TASK DETAILS:
Report how many lines include the word "submerged", and nothing besides that number.

TASK INPUTS:
Begin

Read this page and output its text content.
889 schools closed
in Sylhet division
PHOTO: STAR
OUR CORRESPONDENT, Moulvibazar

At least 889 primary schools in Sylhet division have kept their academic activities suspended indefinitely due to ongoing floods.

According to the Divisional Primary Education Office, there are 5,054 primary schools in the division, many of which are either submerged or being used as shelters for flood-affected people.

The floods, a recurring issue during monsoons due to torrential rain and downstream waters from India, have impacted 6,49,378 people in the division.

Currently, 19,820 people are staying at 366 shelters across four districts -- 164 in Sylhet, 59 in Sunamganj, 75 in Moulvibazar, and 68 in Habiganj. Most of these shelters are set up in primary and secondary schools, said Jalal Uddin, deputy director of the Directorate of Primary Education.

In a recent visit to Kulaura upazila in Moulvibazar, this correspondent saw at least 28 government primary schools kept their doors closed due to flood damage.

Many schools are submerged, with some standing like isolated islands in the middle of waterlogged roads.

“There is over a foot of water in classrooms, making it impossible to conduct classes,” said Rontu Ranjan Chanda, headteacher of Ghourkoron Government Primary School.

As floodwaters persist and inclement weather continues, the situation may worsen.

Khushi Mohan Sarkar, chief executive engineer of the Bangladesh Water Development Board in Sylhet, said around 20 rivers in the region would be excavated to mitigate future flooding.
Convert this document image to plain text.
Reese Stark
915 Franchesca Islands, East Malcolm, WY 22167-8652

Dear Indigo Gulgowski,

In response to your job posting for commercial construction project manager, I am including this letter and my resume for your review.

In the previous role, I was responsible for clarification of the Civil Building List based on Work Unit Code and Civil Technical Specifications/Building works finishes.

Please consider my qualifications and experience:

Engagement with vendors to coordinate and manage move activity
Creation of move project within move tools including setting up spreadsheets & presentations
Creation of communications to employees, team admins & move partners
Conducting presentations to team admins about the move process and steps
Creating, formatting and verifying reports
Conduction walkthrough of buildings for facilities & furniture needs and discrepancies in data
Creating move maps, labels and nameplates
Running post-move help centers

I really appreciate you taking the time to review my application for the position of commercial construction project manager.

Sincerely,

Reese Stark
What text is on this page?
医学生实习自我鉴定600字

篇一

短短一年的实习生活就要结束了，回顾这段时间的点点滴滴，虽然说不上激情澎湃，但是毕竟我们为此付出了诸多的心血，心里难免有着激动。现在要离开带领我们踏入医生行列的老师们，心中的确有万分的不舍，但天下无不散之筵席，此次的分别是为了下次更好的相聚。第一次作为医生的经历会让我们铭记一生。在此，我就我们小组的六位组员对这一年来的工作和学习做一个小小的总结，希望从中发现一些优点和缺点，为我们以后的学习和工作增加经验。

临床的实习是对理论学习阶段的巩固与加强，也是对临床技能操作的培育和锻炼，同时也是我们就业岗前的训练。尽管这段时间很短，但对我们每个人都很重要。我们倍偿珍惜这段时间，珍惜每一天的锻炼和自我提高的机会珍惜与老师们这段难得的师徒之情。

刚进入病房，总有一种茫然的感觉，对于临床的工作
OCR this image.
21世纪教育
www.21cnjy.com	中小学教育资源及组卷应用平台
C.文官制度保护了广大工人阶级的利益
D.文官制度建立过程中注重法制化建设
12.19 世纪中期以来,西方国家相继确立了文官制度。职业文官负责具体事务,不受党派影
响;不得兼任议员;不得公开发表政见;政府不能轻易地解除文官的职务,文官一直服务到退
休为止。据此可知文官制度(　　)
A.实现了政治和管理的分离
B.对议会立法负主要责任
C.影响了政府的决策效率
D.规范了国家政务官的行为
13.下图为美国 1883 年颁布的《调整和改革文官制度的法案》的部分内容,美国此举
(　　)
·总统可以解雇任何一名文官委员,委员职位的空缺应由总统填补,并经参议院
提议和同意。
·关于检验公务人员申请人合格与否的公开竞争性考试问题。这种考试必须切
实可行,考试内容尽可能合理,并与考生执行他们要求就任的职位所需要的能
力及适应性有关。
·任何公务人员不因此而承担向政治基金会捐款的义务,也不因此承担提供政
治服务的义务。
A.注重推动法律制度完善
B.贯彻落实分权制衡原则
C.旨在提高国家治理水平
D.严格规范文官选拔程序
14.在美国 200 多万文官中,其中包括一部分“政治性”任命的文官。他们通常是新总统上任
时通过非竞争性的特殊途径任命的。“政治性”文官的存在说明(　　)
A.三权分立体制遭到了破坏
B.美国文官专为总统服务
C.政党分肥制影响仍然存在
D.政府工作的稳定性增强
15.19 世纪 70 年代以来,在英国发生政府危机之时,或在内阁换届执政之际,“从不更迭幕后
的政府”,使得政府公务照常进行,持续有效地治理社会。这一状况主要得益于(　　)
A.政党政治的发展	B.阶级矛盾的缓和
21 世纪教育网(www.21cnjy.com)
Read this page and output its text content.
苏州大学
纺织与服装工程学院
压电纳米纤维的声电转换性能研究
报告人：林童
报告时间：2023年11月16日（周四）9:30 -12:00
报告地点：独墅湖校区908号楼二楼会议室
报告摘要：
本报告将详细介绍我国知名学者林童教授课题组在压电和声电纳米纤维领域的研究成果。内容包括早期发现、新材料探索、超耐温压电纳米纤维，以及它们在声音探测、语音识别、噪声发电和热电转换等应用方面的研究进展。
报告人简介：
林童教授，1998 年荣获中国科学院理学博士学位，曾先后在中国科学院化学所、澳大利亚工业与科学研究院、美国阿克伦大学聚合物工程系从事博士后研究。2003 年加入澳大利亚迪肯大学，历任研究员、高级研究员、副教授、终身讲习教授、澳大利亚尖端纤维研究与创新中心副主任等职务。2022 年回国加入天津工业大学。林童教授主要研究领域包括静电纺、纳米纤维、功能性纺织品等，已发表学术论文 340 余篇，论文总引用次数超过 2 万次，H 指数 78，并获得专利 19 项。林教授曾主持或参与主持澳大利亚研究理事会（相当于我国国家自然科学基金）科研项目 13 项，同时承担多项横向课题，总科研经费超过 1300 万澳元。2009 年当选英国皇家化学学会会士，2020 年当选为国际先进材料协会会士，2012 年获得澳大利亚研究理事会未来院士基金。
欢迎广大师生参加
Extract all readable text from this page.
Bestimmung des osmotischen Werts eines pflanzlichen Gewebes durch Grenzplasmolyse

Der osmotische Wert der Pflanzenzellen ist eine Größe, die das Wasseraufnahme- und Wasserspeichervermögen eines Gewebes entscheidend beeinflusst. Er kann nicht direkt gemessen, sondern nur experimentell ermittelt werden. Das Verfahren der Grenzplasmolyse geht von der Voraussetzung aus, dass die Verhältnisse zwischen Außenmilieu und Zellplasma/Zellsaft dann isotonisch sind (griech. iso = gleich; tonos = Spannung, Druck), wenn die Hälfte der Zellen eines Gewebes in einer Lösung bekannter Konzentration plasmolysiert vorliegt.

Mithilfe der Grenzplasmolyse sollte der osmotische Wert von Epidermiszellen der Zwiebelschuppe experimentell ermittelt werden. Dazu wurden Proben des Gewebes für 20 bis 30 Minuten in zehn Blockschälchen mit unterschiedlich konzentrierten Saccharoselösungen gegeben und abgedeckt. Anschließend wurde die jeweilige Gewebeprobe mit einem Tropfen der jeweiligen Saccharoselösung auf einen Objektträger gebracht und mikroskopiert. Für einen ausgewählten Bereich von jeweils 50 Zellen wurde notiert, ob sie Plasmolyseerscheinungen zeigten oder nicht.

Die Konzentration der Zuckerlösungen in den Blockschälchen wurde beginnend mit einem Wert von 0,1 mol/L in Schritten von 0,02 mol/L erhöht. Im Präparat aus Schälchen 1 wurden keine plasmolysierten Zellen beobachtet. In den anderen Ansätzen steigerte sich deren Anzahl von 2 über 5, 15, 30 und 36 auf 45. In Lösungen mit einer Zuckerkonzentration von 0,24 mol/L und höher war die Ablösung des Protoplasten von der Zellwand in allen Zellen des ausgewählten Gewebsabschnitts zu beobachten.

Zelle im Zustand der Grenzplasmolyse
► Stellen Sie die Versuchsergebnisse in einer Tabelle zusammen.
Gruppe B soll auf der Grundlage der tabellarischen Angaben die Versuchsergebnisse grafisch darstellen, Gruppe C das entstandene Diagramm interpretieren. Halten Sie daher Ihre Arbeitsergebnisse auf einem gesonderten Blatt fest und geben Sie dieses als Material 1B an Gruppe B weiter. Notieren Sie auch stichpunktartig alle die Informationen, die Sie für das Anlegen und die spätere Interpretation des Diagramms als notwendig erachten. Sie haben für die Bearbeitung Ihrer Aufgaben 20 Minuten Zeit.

End

REPLY:
2